DATASET =
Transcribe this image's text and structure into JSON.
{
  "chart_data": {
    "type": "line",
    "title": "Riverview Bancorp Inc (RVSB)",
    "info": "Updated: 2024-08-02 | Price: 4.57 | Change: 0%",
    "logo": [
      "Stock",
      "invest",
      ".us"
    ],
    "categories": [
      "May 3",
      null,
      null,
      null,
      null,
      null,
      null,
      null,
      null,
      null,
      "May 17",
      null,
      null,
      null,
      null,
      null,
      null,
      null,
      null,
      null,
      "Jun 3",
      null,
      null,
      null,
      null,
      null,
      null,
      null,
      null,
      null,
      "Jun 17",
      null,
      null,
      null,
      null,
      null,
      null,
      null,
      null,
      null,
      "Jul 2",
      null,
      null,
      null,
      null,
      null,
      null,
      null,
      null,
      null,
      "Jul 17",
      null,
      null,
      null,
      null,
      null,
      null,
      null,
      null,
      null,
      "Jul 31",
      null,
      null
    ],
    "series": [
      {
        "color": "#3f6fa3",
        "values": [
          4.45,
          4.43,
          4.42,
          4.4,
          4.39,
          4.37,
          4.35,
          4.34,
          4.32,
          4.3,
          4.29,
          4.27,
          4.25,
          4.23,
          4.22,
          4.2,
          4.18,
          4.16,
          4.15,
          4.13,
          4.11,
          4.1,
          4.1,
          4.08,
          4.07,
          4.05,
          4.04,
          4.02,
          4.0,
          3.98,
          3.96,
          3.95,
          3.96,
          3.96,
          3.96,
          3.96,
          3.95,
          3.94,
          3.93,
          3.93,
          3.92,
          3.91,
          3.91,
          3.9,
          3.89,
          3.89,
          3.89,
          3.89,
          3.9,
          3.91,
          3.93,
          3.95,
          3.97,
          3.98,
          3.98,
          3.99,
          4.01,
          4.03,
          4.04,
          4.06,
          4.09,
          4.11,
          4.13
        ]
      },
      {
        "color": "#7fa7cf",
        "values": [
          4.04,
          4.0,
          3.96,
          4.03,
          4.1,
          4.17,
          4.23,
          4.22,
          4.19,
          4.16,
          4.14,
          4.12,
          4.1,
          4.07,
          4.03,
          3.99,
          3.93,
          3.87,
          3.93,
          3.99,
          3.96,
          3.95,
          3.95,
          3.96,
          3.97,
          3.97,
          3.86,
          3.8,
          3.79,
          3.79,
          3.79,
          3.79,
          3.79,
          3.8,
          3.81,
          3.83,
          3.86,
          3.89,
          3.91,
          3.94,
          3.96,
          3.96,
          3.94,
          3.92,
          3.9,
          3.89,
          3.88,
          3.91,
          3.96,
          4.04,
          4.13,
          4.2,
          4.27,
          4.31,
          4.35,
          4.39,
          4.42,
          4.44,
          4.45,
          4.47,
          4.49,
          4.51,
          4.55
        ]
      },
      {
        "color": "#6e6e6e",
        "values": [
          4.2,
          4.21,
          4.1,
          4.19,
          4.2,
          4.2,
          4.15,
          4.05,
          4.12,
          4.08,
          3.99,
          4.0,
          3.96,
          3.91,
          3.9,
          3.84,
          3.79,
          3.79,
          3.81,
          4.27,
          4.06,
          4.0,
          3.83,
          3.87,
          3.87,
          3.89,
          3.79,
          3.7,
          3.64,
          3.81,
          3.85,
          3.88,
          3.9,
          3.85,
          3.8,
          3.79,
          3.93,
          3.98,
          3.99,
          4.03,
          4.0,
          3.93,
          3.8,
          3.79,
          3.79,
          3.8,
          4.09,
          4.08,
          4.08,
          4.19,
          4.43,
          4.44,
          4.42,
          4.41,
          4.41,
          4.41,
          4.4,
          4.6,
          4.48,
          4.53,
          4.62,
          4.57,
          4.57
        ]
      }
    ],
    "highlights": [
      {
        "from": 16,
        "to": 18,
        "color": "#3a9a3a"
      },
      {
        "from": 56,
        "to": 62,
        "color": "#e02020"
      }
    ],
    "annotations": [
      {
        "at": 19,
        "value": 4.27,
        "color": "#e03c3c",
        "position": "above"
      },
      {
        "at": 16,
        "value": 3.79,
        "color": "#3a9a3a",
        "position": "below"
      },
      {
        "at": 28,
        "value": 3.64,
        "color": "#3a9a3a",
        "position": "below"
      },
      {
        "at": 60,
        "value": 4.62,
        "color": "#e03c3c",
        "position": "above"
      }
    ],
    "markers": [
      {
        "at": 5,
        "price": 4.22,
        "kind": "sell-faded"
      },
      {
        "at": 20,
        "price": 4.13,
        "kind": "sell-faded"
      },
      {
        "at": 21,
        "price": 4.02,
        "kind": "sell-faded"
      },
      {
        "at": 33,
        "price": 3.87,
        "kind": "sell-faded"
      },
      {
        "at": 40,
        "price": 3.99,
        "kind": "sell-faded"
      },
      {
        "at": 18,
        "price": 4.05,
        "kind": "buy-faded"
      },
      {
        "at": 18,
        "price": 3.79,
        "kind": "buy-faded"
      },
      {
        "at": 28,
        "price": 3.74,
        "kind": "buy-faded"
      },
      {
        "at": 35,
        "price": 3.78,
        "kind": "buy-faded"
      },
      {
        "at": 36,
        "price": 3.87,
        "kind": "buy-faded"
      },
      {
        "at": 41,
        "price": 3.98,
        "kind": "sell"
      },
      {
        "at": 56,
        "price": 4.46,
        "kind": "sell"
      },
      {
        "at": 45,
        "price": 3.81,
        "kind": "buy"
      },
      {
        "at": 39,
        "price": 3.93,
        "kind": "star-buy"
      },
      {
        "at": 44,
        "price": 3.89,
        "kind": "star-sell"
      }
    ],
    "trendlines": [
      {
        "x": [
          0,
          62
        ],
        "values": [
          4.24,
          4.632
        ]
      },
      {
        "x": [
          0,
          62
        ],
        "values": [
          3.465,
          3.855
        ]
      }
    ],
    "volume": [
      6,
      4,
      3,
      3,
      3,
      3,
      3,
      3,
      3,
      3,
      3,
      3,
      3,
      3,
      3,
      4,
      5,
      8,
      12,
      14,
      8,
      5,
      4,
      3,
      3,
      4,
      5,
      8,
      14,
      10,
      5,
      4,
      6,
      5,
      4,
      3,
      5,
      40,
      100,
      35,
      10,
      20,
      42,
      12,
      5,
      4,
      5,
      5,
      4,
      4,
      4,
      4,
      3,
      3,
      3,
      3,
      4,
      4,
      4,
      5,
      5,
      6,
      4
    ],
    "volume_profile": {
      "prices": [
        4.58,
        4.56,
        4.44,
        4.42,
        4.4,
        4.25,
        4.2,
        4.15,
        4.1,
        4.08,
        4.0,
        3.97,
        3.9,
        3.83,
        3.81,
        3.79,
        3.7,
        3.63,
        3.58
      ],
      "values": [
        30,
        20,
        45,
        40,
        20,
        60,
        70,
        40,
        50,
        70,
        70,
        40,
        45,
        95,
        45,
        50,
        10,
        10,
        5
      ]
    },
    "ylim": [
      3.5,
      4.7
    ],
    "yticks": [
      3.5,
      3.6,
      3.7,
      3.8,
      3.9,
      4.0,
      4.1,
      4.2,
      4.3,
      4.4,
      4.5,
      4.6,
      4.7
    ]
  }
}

EXERCISE INSTRUCTIONS = All records above must be set down exactly, please.

FULL SOLUTION =
Transcribe this image's text and structure into JSON.
{
  "chart_data": {
    "type": "line",
    "title": "Riverview Bancorp Inc (RVSB)",
    "info": "Updated: 2024-08-02 | Price: 4.57 | Change: 0%",
    "logo": [
      "Stock",
      "invest",
      ".us"
    ],
    "categories": [
      "May 3",
      null,
      null,
      null,
      null,
      null,
      null,
      null,
      null,
      null,
      "May 17",
      null,
      null,
      null,
      null,
      null,
      null,
      null,
      null,
      null,
      "Jun 3",
      null,
      null,
      null,
      null,
      null,
      null,
      null,
      null,
      null,
      "Jun 17",
      null,
      null,
      null,
      null,
      null,
      null,
      null,
      null,
      null,
      "Jul 2",
      null,
      null,
      null,
      null,
      null,
      null,
      null,
      null,
      null,
      "Jul 17",
      null,
      null,
      null,
      null,
      null,
      null,
      null,
      null,
      null,
      "Jul 31",
      null,
      null
    ],
    "series": [
      {
        "color": "#3f6fa3",
        "values": [
          4.45,
          4.43,
          4.42,
          4.4,
          4.39,
          4.37,
          4.35,
          4.34,
          4.32,
          4.3,
          4.29,
          4.27,
          4.25,
          4.23,
          4.22,
          4.2,
          4.18,
          4.16,
          4.15,
          4.13,
          4.11,
          4.1,
          4.1,
          4.08,
          4.07,
          4.05,
          4.04,
          4.02,
          4.0,
          3.98,
          3.96,
          3.95,
          3.96,
          3.96,
          3.96,
          3.96,
          3.95,
          3.94,
          3.93,
          3.93,
          3.92,
          3.91,
          3.91,
          3.9,
          3.89,
          3.89,
          3.89,
          3.89,
          3.9,
          3.91,
          3.93,
          3.95,
          3.97,
          3.98,
          3.98,
          3.99,
          4.01,
          4.03,
          4.04,
          4.06,
          4.09,
          4.11,
          4.13
        ]
      },
      {
        "color": "#7fa7cf",
        "values": [
          4.04,
          4.0,
          3.96,
          4.03,
          4.1,
          4.17,
          4.23,
          4.22,
          4.19,
          4.16,
          4.14,
          4.12,
          4.1,
          4.07,
          4.03,
          3.99,
          3.93,
          3.87,
          3.93,
          3.99,
          3.96,
          3.95,
          3.95,
          3.96,
          3.97,
          3.97,
          3.86,
          3.8,
          3.79,
          3.79,
          3.79,
          3.79,
          3.79,
          3.8,
          3.81,
          3.83,
          3.86,
          3.89,
          3.91,
          3.94,
          3.96,
          3.96,
          3.94,
          3.92,
          3.9,
          3.89,
          3.88,
          3.91,
          3.96,
          4.04,
          4.13,
          4.2,
          4.27,
          4.31,
          4.35,
          4.39,
          4.42,
          4.44,
          4.45,
          4.47,
          4.49,
          4.51,
          4.55
        ]
      },
      {
        "color": "#6e6e6e",
        "values": [
          4.2,
          4.21,
          4.1,
          4.19,
          4.2,
          4.2,
          4.15,
          4.05,
          4.12,
          4.08,
          3.99,
          4.0,
          3.96,
          3.91,
          3.9,
          3.84,
          3.79,
          3.79,
          3.81,
          4.27,
          4.06,
          4.0,
          3.83,
          3.87,
          3.87,
          3.89,
          3.79,
          3.7,
          3.64,
          3.81,
          3.85,
          3.88,
          3.9,
          3.85,
          3.8,
          3.79,
          3.93,
          3.98,
          3.99,
          4.03,
          4.0,
          3.93,
          3.8,
          3.79,
          3.79,
          3.8,
          4.09,
          4.08,
          4.08,
          4.19,
          4.43,
          4.44,
          4.42,
          4.41,
          4.41,
          4.41,
          4.4,
          4.6,
          4.48,
          4.53,
          4.62,
          4.57,
          4.57
        ]
      }
    ],
    "highlights": [
      {
        "from": 16,
        "to": 18,
        "color": "#3a9a3a"
      },
      {
        "from": 56,
        "to": 62,
        "color": "#e02020"
      }
    ],
    "annotations": [
      {
        "at": 19,
        "value": 4.27,
        "color": "#e03c3c",
        "position": "above"
      },
      {
        "at": 16,
        "value": 3.79,
        "color": "#3a9a3a",
        "position": "below"
      },
      {
        "at": 28,
        "value": 3.64,
        "color": "#3a9a3a",
        "position": "below"
      },
      {
        "at": 60,
        "value": 4.62,
        "color": "#e03c3c",
        "position": "above"
      }
    ],
    "markers": [
      {
        "at": 5,
        "price": 4.22,
        "kind": "sell-faded"
      },
      {
        "at": 20,
        "price": 4.13,
        "kind": "sell-faded"
      },
      {
        "at": 21,
        "price": 4.02,
        "kind": "sell-faded"
      },
      {
        "at": 33,
        "price": 3.87,
        "kind": "sell-faded"
      },
      {
        "at": 40,
        "price": 3.99,
        "kind": "sell-faded"
      },
      {
        "at": 18,
        "price": 4.05,
        "kind": "buy-faded"
      },
      {
        "at": 18,
        "price": 3.79,
        "kind": "buy-faded"
      },
      {
        "at": 28,
        "price": 3.74,
        "kind": "buy-faded"
      },
      {
        "at": 35,
        "price": 3.78,
        "kind": "buy-faded"
      },
      {
        "at": 36,
        "price": 3.87,
        "kind": "buy-faded"
      },
      {
        "at": 41,
        "price": 3.98,
        "kind": "sell"
      },
      {
        "at": 56,
        "price": 4.46,
        "kind": "sell"
      },
      {
        "at": 45,
        "price": 3.81,
        "kind": "buy"
      },
      {
        "at": 39,
        "price": 3.93,
        "kind": "star-buy"
      },
      {
        "at": 44,
        "price": 3.89,
        "kind": "star-sell"
      }
    ],
    "trendlines": [
      {
        "x": [
          0,
          62
        ],
        "values": [
          4.24,
          4.632
        ]
      },
      {
        "x": [
          0,
          62
        ],
        "values": [
          3.465,
          3.855
        ]
      }
    ],
    "volume": [
      6,
      4,
      3,
      3,
      3,
      3,
      3,
      3,
      3,
      3,
      3,
      3,
      3,
      3,
      3,
      4,
      5,
      8,
      12,
      14,
      8,
      5,
      4,
      3,
      3,
      4,
      5,
      8,
      14,
      10,
      5,
      4,
      6,
      5,
      4,
      3,
      5,
      40,
      100,
      35,
      10,
      20,
      42,
      12,
      5,
      4,
      5,
      5,
      4,
      4,
      4,
      4,
      3,
      3,
      3,
      3,
      4,
      4,
      4,
      5,
      5,
      6,
      4
    ],
    "volume_profile": {
      "prices": [
        4.58,
        4.56,
        4.44,
        4.42,
        4.4,
        4.25,
        4.2,
        4.15,
        4.1,
        4.08,
        4.0,
        3.97,
        3.9,
        3.83,
        3.81,
        3.79,
        3.7,
        3.63,
        3.58
      ],
      "values": [
        30,
        20,
        45,
        40,
        20,
        60,
        70,
        40,
        50,
        70,
        70,
        40,
        45,
        95,
        45,
        50,
        10,
        10,
        5
      ]
    },
    "ylim": [
      3.5,
      4.7
    ],
    "yticks": [
      3.5,
      3.6,
      3.7,
      3.8,
      3.9,
      4.0,
      4.1,
      4.2,
      4.3,
      4.4,
      4.5,
      4.6,
      4.7
    ]
  }
}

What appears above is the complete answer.